● Written exercise: Write out all the entries word for word, but skip any images.

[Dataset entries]
## Start
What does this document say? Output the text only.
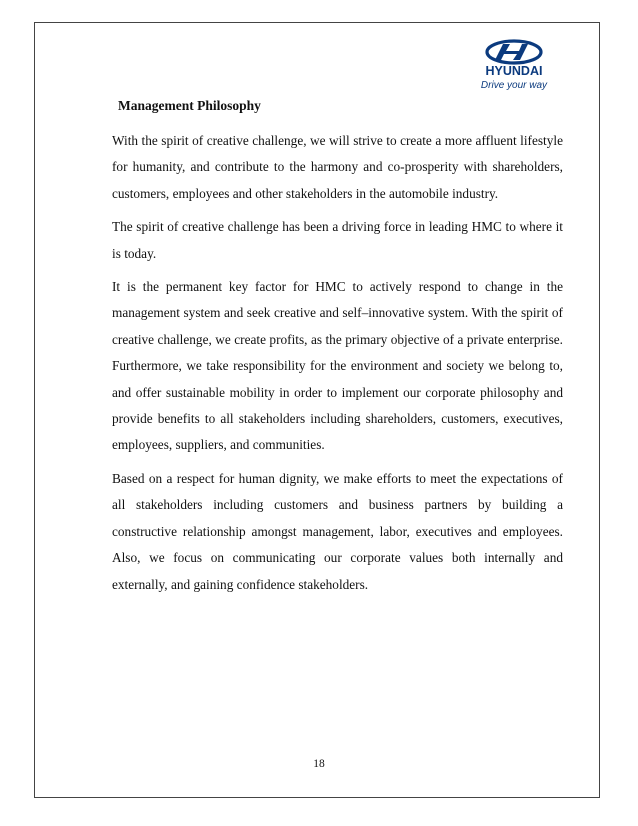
HYUNDAI
Drive your way
Management Philosophy

With the spirit of creative challenge, we will strive to create a more affluent lifestyle for humanity, and contribute to the harmony and co-prosperity with shareholders, customers, employees and other stakeholders in the automobile industry.

The spirit of creative challenge has been a driving force in leading HMC to where it is today.

It is the permanent key factor for HMC to actively respond to change in the management system and seek creative and self–innovative system. With the spirit of creative challenge, we create profits, as the primary objective of a private enterprise. Furthermore, we take responsibility for the environment and society we belong to, and offer sustainable mobility in order to implement our corporate philosophy and provide benefits to all stakeholders including shareholders, customers, executives, employees, suppliers, and communities.

Based on a respect for human dignity, we make efforts to meet the expectations of all stakeholders including customers and business partners by building a constructive relationship amongst management, labor, executives and employees. Also, we focus on communicating our corporate values both internally and externally, and gaining confidence stakeholders.

18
## End
● Expected answer:
What does this document say? Output the text only.
HYUNDAI
Drive your way
Management Philosophy

With the spirit of creative challenge, we will strive to create a more affluent lifestyle for humanity, and contribute to the harmony and co-prosperity with shareholders, customers, employees and other stakeholders in the automobile industry.

The spirit of creative challenge has been a driving force in leading HMC to where it is today.

It is the permanent key factor for HMC to actively respond to change in the management system and seek creative and self–innovative system. With the spirit of creative challenge, we create profits, as the primary objective of a private enterprise. Furthermore, we take responsibility for the environment and society we belong to, and offer sustainable mobility in order to implement our corporate philosophy and provide benefits to all stakeholders including shareholders, customers, executives, employees, suppliers, and communities.

Based on a respect for human dignity, we make efforts to meet the expectations of all stakeholders including customers and business partners by building a constructive relationship amongst management, labor, executives and employees. Also, we focus on communicating our corporate values both internally and externally, and gaining confidence stakeholders.

18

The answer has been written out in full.